Problem description —
Rewrite the records that begin at the line containing "Localize 22 of" and end after the line containing "y-axis-title: Changement moyen", replacing "x-tick-label" with "x-axis-tick" and changing nothing else. Omit the picture from your answer.

Dataset records —
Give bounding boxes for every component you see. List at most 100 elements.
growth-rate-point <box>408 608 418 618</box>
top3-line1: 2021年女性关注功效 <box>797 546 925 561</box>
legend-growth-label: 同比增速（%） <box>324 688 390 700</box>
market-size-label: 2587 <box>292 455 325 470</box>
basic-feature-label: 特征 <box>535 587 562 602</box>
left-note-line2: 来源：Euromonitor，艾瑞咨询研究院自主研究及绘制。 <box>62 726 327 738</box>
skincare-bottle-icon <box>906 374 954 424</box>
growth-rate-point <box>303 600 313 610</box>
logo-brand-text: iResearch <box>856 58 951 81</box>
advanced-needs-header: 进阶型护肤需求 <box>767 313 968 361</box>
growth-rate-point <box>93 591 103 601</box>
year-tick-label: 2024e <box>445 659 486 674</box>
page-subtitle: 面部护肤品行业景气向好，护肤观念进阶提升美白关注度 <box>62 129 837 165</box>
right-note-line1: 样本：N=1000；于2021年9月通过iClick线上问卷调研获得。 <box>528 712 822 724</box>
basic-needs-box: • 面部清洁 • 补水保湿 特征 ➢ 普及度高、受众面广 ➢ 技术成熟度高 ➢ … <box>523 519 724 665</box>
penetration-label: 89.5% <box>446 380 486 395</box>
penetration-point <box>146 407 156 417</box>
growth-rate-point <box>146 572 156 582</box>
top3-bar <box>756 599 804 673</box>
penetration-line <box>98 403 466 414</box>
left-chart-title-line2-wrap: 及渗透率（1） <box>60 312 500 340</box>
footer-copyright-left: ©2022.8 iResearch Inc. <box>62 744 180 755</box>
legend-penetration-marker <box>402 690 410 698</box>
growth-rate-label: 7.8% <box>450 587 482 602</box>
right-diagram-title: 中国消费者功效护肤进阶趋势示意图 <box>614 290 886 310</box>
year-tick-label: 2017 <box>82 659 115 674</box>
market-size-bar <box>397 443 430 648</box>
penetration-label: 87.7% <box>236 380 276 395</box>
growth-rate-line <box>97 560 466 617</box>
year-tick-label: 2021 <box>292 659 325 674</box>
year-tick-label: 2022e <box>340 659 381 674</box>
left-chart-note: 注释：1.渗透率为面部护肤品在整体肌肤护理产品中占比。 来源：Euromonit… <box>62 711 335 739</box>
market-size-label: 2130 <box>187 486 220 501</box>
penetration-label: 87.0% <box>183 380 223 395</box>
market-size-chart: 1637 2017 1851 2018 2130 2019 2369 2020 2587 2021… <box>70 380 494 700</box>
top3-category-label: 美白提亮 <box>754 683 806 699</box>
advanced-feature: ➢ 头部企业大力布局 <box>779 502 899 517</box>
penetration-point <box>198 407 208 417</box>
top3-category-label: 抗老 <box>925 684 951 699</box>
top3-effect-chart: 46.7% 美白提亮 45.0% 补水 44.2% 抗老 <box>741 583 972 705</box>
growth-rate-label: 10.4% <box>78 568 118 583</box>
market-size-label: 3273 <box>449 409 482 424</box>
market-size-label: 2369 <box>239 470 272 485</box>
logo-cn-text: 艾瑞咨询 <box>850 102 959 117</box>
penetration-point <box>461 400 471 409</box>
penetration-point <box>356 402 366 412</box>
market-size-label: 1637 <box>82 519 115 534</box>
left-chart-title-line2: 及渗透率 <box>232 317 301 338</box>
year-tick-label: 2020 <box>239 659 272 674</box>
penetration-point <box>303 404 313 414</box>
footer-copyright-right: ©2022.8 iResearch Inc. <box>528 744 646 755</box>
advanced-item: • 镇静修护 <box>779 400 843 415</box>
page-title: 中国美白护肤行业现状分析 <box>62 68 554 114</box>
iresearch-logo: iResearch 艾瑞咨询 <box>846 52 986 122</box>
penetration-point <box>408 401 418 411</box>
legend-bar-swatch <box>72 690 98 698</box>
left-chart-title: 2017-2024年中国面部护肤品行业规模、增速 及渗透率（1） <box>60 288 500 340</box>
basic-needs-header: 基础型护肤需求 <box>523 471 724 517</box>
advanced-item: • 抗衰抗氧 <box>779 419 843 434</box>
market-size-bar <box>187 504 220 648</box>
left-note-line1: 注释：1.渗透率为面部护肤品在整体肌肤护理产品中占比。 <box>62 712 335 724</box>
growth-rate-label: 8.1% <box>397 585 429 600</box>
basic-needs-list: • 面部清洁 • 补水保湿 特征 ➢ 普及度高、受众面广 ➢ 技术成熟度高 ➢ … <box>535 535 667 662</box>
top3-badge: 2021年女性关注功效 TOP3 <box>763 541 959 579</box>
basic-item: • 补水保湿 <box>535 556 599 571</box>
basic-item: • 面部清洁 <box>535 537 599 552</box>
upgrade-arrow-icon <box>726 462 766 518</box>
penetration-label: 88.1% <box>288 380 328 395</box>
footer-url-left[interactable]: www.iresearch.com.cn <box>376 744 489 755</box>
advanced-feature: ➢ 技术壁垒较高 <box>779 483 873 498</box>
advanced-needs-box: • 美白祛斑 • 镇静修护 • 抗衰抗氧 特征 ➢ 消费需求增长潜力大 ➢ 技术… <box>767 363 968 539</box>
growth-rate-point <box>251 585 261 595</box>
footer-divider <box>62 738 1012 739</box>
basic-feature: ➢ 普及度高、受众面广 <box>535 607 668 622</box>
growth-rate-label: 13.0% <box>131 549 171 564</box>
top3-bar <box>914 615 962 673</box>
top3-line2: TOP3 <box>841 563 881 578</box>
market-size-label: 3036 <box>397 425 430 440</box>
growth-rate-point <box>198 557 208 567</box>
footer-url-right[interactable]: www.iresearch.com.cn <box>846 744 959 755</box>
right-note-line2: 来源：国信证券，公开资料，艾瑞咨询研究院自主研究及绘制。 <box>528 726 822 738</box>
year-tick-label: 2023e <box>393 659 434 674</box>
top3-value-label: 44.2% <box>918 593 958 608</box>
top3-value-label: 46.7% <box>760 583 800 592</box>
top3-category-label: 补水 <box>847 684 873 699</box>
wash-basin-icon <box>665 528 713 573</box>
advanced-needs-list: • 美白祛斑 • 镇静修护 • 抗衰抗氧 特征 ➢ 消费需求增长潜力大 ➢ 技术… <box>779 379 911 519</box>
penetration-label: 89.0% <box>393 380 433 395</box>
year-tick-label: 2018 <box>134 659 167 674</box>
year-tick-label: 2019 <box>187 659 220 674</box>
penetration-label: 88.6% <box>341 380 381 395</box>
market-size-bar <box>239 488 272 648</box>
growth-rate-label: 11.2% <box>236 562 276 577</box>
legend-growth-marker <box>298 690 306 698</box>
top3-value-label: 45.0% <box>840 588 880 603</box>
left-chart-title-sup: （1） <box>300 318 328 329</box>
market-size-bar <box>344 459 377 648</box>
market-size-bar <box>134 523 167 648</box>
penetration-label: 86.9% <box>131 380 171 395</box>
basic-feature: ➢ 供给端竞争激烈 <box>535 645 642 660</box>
* * *
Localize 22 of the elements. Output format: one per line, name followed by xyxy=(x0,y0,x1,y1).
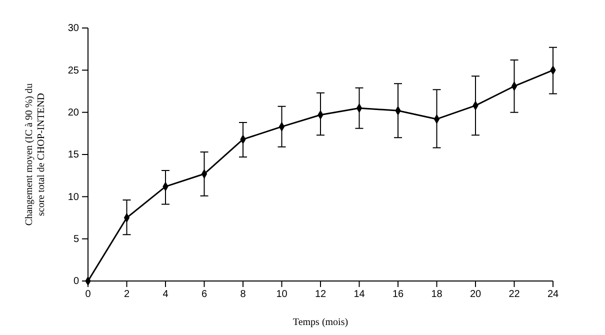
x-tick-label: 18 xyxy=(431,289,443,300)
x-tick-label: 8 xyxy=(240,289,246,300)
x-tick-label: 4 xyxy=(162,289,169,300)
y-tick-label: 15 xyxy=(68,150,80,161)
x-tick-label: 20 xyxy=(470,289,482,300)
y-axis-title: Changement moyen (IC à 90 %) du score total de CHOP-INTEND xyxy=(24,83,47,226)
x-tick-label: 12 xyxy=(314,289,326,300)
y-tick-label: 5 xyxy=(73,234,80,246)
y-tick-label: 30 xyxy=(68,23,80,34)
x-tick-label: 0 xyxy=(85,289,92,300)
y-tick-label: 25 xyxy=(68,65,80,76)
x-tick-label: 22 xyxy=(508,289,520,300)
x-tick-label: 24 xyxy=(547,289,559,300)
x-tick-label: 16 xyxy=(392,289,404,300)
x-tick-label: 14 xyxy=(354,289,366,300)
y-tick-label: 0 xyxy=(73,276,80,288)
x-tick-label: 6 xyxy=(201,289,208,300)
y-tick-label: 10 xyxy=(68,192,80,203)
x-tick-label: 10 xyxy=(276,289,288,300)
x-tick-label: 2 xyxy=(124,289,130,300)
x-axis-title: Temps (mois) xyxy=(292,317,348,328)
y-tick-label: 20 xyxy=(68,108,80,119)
==
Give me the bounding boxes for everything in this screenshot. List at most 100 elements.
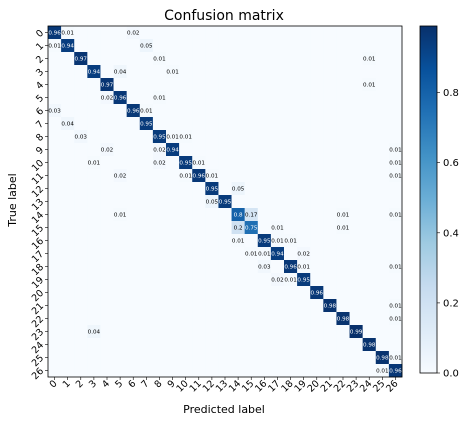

Full answer —
Localize 22 of the elements. Output format: one per line, name followed by xyxy=(x0,y0,x1,y1).
x-axis-tick: 18 xyxy=(431,289,443,300)
x-axis-tick: 8 xyxy=(240,289,246,300)
x-axis-tick: 4 xyxy=(162,289,169,300)
y-tick-label: 15 xyxy=(68,150,80,161)
x-axis-tick: 20 xyxy=(470,289,482,300)
y-axis-title: Changement moyen (IC à 90 %) du score total de CHOP-INTEND xyxy=(24,83,47,226)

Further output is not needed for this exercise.